Your task is to copy every line of the records below that contains "when".
::: The data
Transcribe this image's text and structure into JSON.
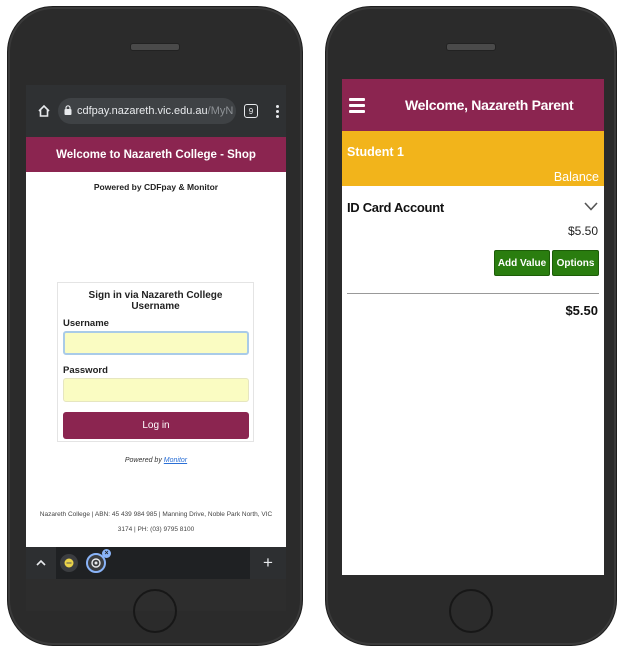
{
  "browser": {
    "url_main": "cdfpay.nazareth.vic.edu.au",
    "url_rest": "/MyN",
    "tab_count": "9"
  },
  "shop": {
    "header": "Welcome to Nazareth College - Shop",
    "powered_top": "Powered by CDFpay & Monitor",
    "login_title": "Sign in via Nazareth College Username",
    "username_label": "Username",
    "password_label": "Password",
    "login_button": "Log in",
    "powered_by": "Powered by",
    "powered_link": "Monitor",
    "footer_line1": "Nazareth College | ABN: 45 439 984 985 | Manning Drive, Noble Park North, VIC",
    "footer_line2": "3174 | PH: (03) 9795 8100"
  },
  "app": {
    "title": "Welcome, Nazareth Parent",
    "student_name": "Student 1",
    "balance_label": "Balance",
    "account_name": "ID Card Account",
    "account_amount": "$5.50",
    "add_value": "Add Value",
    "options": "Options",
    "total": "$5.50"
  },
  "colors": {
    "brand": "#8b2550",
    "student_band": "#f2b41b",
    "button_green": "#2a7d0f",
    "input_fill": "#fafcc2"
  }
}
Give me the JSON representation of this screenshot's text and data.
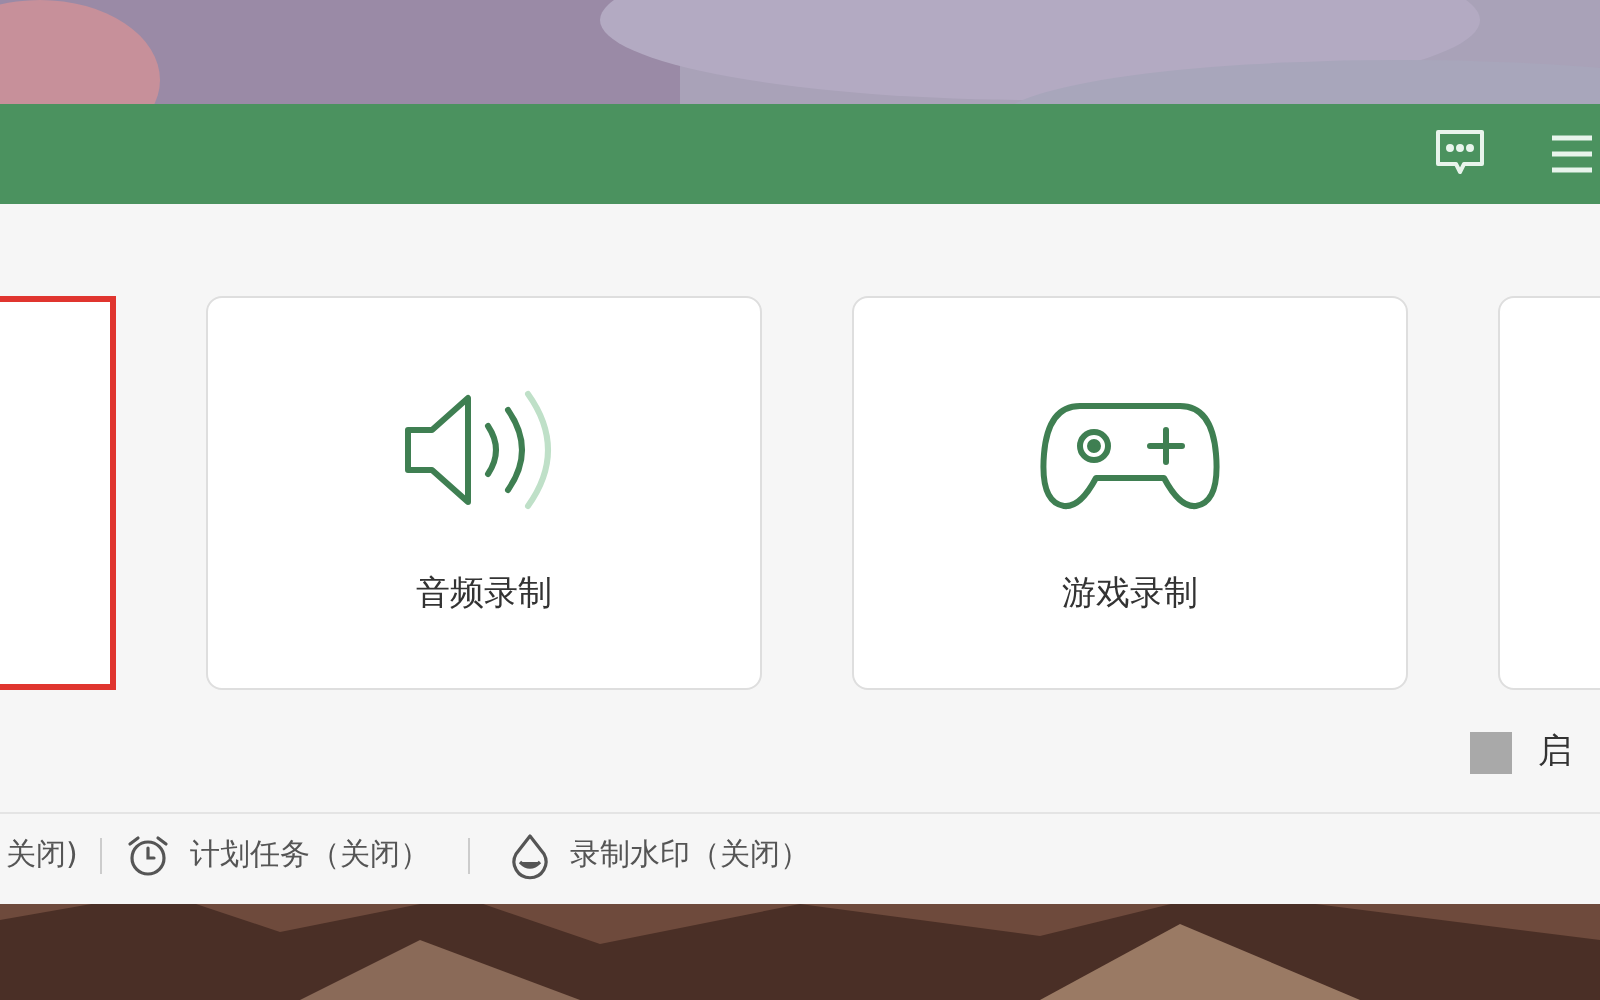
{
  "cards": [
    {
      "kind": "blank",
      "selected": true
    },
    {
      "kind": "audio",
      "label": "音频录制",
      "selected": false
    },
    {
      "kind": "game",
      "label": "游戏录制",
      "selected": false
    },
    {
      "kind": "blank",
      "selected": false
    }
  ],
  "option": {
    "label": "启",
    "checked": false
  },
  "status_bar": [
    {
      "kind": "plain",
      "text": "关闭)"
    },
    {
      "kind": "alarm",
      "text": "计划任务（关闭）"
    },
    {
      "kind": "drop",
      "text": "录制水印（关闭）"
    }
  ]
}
::::::
::: The data
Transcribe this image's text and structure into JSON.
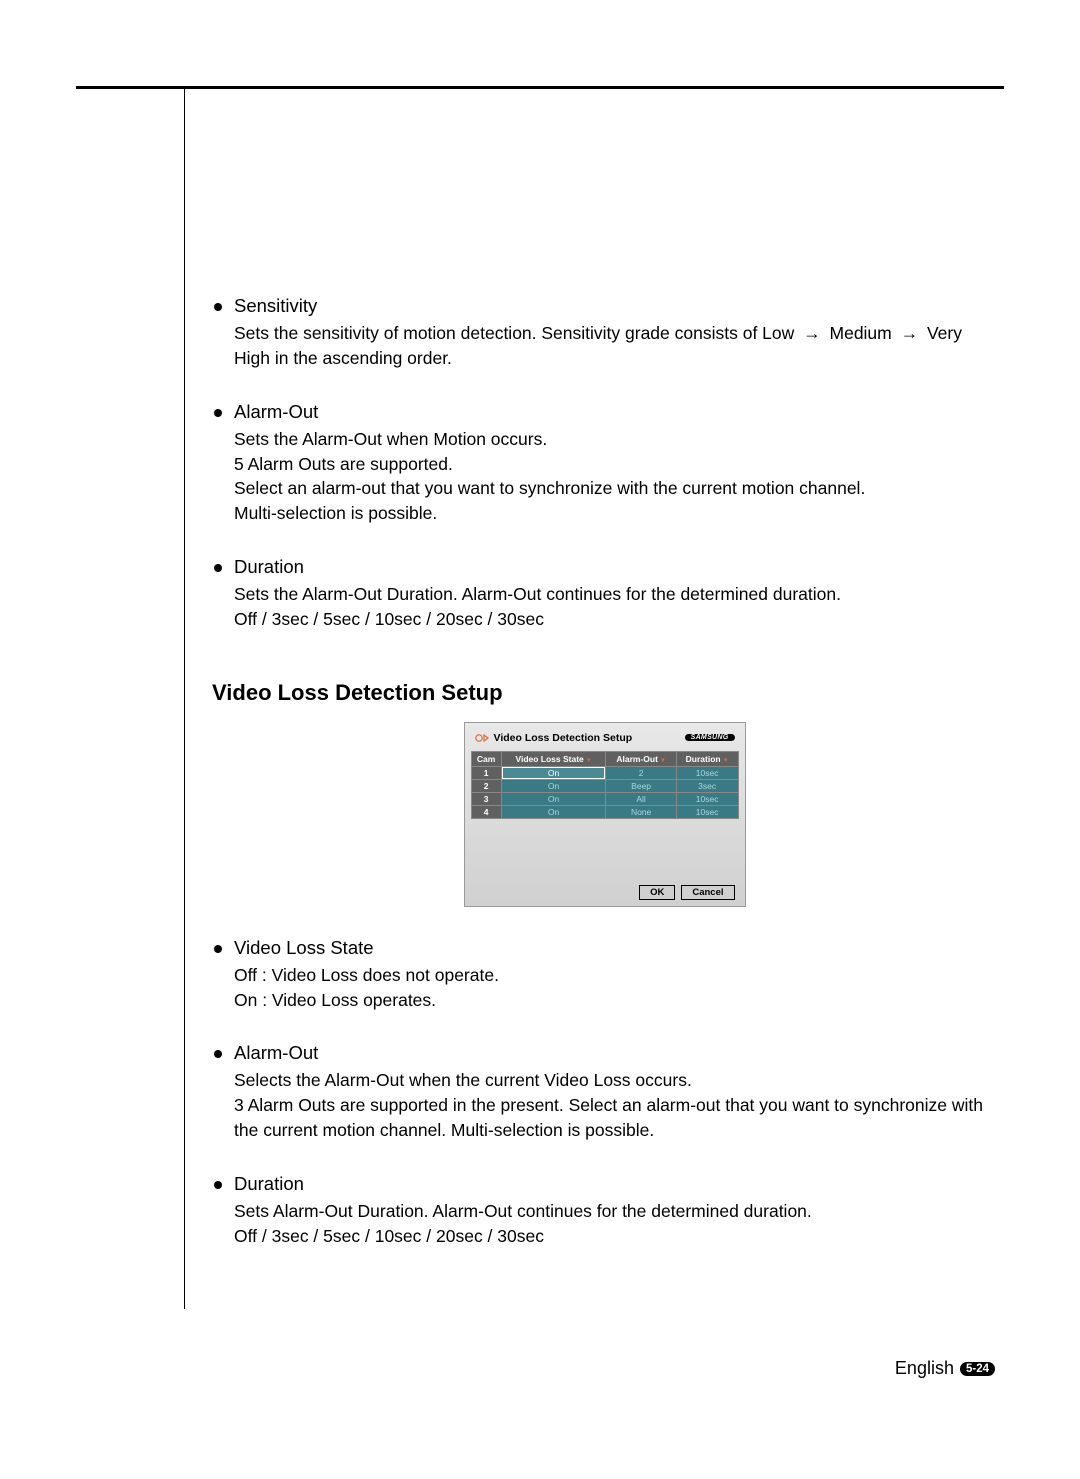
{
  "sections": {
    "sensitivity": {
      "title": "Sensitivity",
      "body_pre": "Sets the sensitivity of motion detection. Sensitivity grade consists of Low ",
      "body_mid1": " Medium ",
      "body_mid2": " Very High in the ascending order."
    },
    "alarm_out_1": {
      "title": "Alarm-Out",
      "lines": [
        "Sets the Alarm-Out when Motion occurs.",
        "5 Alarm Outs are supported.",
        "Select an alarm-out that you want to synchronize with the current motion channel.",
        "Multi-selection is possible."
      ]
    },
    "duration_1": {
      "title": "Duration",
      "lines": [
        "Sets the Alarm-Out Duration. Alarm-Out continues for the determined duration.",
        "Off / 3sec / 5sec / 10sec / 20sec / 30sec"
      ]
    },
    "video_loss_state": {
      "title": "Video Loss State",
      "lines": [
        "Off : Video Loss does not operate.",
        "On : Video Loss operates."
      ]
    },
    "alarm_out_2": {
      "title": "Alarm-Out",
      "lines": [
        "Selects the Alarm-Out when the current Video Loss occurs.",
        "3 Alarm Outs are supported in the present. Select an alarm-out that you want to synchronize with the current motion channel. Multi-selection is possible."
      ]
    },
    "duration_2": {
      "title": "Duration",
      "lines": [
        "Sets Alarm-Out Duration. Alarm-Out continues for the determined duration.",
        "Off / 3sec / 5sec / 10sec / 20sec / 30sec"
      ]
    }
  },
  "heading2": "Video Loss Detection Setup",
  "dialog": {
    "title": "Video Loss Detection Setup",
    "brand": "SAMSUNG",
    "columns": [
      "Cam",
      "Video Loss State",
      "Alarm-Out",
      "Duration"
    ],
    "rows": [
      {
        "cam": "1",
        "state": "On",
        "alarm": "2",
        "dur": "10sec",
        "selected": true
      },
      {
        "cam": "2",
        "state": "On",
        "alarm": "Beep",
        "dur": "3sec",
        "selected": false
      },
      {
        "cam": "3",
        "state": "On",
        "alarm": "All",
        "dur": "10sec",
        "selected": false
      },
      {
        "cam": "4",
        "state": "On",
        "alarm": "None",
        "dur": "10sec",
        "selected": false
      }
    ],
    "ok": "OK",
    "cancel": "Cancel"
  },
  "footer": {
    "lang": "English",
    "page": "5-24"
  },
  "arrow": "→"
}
::::::
§ Output:
        "Sets the Alarm-Out when Motion occurs.",
        "Selects the Alarm-Out when the current Video Loss occurs.",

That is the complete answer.